(INSTRUCTION): Reproduce every line of the records below word for word, with no changes.

(RECORD EXTRACTS):
** Begin **
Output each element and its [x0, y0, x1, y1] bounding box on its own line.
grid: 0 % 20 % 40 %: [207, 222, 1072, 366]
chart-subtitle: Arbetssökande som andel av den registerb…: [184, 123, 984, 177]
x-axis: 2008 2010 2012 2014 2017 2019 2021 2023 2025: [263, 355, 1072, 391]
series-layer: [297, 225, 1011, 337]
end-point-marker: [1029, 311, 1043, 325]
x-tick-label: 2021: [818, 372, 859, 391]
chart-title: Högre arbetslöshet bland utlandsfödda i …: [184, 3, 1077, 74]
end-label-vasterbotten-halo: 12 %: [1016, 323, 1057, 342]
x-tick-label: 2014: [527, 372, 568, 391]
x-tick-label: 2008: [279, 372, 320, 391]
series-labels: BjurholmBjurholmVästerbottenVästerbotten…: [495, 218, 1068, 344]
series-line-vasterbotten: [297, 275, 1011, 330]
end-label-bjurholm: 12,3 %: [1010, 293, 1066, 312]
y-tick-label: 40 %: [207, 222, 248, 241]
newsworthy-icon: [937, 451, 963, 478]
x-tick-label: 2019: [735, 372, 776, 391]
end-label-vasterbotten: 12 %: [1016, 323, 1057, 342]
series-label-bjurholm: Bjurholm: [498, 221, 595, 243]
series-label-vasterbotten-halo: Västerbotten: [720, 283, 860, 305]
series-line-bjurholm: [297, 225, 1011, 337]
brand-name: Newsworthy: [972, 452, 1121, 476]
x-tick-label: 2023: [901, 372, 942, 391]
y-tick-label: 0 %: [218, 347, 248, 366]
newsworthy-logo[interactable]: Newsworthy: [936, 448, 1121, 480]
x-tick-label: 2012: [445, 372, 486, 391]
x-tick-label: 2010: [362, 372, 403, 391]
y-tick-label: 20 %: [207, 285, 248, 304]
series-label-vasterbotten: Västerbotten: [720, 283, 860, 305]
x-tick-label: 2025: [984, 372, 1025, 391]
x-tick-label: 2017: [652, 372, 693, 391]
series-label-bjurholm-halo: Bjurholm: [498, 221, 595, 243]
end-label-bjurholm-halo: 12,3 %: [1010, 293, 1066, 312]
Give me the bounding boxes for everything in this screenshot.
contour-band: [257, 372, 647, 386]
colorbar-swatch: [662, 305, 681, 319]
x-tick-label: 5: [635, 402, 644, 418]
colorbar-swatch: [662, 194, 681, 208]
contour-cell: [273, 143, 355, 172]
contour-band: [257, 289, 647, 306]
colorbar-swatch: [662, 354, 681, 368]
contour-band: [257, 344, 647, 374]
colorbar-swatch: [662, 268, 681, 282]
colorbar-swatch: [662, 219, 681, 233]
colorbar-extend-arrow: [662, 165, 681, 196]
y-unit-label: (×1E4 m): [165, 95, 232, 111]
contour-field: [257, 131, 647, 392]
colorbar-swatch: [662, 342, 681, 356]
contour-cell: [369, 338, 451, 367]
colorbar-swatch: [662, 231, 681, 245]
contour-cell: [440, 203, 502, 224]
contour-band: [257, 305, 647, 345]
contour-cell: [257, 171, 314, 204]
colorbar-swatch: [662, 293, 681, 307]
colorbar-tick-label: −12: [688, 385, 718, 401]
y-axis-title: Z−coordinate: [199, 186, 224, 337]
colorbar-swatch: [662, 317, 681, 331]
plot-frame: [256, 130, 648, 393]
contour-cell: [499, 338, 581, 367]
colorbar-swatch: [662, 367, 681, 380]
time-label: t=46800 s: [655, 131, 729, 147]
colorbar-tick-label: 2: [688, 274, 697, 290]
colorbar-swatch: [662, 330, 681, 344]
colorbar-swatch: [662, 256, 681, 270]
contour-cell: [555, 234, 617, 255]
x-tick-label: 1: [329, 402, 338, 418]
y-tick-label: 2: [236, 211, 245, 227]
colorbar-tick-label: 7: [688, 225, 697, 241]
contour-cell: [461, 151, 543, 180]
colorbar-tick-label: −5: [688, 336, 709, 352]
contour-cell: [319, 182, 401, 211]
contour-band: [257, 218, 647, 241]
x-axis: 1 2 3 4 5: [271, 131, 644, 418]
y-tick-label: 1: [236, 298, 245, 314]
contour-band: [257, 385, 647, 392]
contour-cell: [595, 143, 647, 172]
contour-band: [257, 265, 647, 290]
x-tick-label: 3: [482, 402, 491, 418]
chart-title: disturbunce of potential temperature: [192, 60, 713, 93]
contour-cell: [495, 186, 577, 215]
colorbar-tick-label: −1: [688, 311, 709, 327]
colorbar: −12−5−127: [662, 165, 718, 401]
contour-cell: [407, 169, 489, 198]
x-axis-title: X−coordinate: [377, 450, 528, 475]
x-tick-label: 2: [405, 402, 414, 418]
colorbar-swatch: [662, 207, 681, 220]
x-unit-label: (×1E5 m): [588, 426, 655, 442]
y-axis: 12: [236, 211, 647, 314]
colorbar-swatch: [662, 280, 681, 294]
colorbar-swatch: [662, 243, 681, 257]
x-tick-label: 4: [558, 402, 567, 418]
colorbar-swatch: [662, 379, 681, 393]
** End **
(ANSWER TO THE PROBLEM):
Output each element and its [x0, y0, x1, y1] bounding box on its own line.
grid: 0 % 20 % 40 %: [207, 222, 1072, 366]
chart-subtitle: Arbetssökande som andel av den registerb…: [184, 123, 984, 177]
x-axis: 2008 2010 2012 2014 2017 2019 2021 2023 2025: [263, 355, 1072, 391]
series-layer: [297, 225, 1011, 337]
end-point-marker: [1029, 311, 1043, 325]
x-tick-label: 2021: [818, 372, 859, 391]
chart-title: Högre arbetslöshet bland utlandsfödda i …: [184, 3, 1077, 74]
end-label-vasterbotten-halo: 12 %: [1016, 323, 1057, 342]
x-tick-label: 2014: [527, 372, 568, 391]
x-tick-label: 2008: [279, 372, 320, 391]
series-labels: BjurholmBjurholmVästerbottenVästerbotten…: [495, 218, 1068, 344]
series-line-vasterbotten: [297, 275, 1011, 330]
end-label-bjurholm: 12,3 %: [1010, 293, 1066, 312]
y-tick-label: 40 %: [207, 222, 248, 241]
newsworthy-icon: [937, 451, 963, 478]
x-tick-label: 2019: [735, 372, 776, 391]
end-label-vasterbotten: 12 %: [1016, 323, 1057, 342]
series-label-bjurholm: Bjurholm: [498, 221, 595, 243]
series-label-vasterbotten-halo: Västerbotten: [720, 283, 860, 305]
series-line-bjurholm: [297, 225, 1011, 337]
brand-name: Newsworthy: [972, 452, 1121, 476]
x-tick-label: 2023: [901, 372, 942, 391]
y-tick-label: 0 %: [218, 347, 248, 366]
newsworthy-logo[interactable]: Newsworthy: [936, 448, 1121, 480]
x-tick-label: 2012: [445, 372, 486, 391]
x-tick-label: 2010: [362, 372, 403, 391]
y-tick-label: 20 %: [207, 285, 248, 304]
series-label-vasterbotten: Västerbotten: [720, 283, 860, 305]
x-tick-label: 2025: [984, 372, 1025, 391]
x-tick-label: 2017: [652, 372, 693, 391]
series-label-bjurholm-halo: Bjurholm: [498, 221, 595, 243]
end-label-bjurholm-halo: 12,3 %: [1010, 293, 1066, 312]
Give me the bounding boxes for everything in this screenshot.
contour-band: [257, 372, 647, 386]
colorbar-swatch: [662, 305, 681, 319]
x-tick-label: 5: [635, 402, 644, 418]
colorbar-swatch: [662, 194, 681, 208]
contour-cell: [273, 143, 355, 172]
contour-band: [257, 289, 647, 306]
colorbar-swatch: [662, 354, 681, 368]
contour-band: [257, 344, 647, 374]
colorbar-swatch: [662, 268, 681, 282]
colorbar-swatch: [662, 219, 681, 233]
colorbar-extend-arrow: [662, 165, 681, 196]
y-unit-label: (×1E4 m): [165, 95, 232, 111]
contour-field: [257, 131, 647, 392]
colorbar-swatch: [662, 342, 681, 356]
contour-cell: [369, 338, 451, 367]
colorbar-swatch: [662, 231, 681, 245]
contour-cell: [440, 203, 502, 224]
contour-band: [257, 305, 647, 345]
contour-cell: [257, 171, 314, 204]
colorbar-swatch: [662, 293, 681, 307]
colorbar-tick-label: −12: [688, 385, 718, 401]
y-axis-title: Z−coordinate: [199, 186, 224, 337]
colorbar-swatch: [662, 317, 681, 331]
plot-frame: [256, 130, 648, 393]
contour-cell: [499, 338, 581, 367]
colorbar-swatch: [662, 367, 681, 380]
time-label: t=46800 s: [655, 131, 729, 147]
colorbar-tick-label: 2: [688, 274, 697, 290]
colorbar-swatch: [662, 330, 681, 344]
colorbar-swatch: [662, 256, 681, 270]
contour-cell: [555, 234, 617, 255]
x-tick-label: 1: [329, 402, 338, 418]
y-tick-label: 2: [236, 211, 245, 227]
colorbar-tick-label: 7: [688, 225, 697, 241]
contour-cell: [461, 151, 543, 180]
colorbar-tick-label: −5: [688, 336, 709, 352]
contour-cell: [319, 182, 401, 211]
contour-band: [257, 218, 647, 241]
x-axis: 1 2 3 4 5: [271, 131, 644, 418]
y-tick-label: 1: [236, 298, 245, 314]
contour-band: [257, 385, 647, 392]
contour-cell: [595, 143, 647, 172]
contour-band: [257, 265, 647, 290]
x-tick-label: 3: [482, 402, 491, 418]
chart-title: disturbunce of potential temperature: [192, 60, 713, 93]
contour-cell: [495, 186, 577, 215]
colorbar-tick-label: −1: [688, 311, 709, 327]
colorbar: −12−5−127: [662, 165, 718, 401]
contour-cell: [407, 169, 489, 198]
x-axis-title: X−coordinate: [377, 450, 528, 475]
x-tick-label: 2: [405, 402, 414, 418]
colorbar-swatch: [662, 207, 681, 220]
x-unit-label: (×1E5 m): [588, 426, 655, 442]
y-axis: 12: [236, 211, 647, 314]
colorbar-swatch: [662, 280, 681, 294]
colorbar-swatch: [662, 243, 681, 257]
x-tick-label: 4: [558, 402, 567, 418]
colorbar-swatch: [662, 379, 681, 393]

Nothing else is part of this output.